# [EXERCISE TASK]
Images embedded in the records are excluded; print everything else exactly as given.

# [DATA TO PROCESS]
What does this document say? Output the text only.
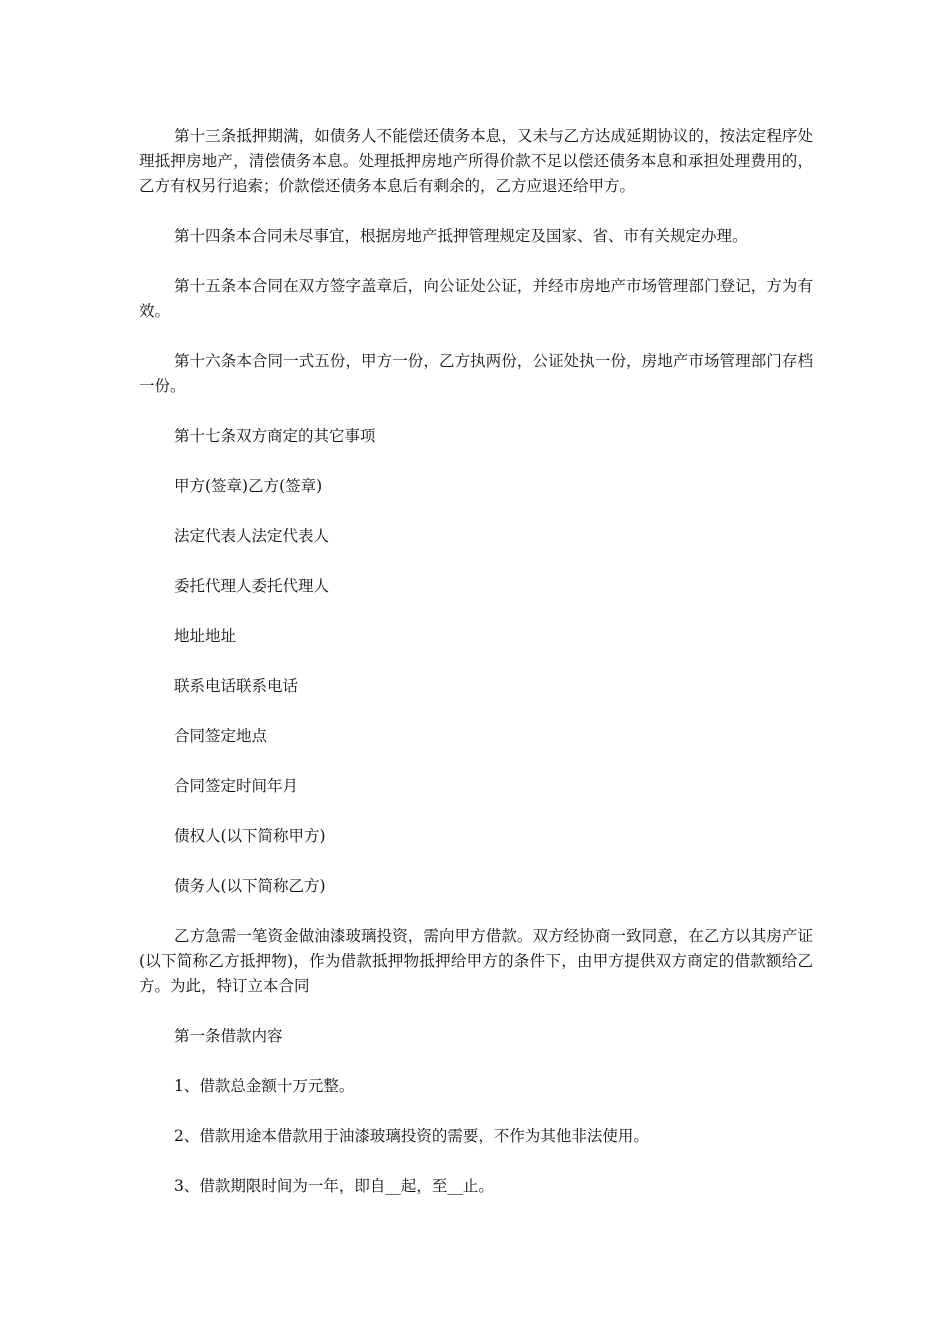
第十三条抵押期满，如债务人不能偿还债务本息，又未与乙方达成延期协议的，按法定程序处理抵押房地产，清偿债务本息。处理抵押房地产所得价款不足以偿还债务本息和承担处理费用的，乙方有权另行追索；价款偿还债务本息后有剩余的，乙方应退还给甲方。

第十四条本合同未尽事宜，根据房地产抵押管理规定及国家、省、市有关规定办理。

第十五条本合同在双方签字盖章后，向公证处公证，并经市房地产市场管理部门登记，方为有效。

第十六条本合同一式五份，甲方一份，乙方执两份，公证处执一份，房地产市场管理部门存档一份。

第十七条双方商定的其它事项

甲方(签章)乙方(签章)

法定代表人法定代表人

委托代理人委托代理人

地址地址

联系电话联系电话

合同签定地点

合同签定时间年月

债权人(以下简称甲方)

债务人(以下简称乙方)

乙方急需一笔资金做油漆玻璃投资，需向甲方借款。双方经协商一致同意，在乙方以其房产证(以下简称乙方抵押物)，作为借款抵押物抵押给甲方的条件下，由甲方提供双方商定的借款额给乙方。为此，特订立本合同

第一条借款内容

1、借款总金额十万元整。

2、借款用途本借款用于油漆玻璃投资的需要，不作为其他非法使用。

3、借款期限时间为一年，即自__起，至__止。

# [RESPONSE]
What does this document say? Output the text only.
第十三条抵押期满，如债务人不能偿还债务本息，又未与乙方达成延期协议的，按法定程序处理抵押房地产，清偿债务本息。处理抵押房地产所得价款不足以偿还债务本息和承担处理费用的，乙方有权另行追索；价款偿还债务本息后有剩余的，乙方应退还给甲方。

第十四条本合同未尽事宜，根据房地产抵押管理规定及国家、省、市有关规定办理。

第十五条本合同在双方签字盖章后，向公证处公证，并经市房地产市场管理部门登记，方为有效。

第十六条本合同一式五份，甲方一份，乙方执两份，公证处执一份，房地产市场管理部门存档一份。

第十七条双方商定的其它事项

甲方(签章)乙方(签章)

法定代表人法定代表人

委托代理人委托代理人

地址地址

联系电话联系电话

合同签定地点

合同签定时间年月

债权人(以下简称甲方)

债务人(以下简称乙方)

乙方急需一笔资金做油漆玻璃投资，需向甲方借款。双方经协商一致同意，在乙方以其房产证(以下简称乙方抵押物)，作为借款抵押物抵押给甲方的条件下，由甲方提供双方商定的借款额给乙方。为此，特订立本合同

第一条借款内容

1、借款总金额十万元整。

2、借款用途本借款用于油漆玻璃投资的需要，不作为其他非法使用。

3、借款期限时间为一年，即自__起，至__止。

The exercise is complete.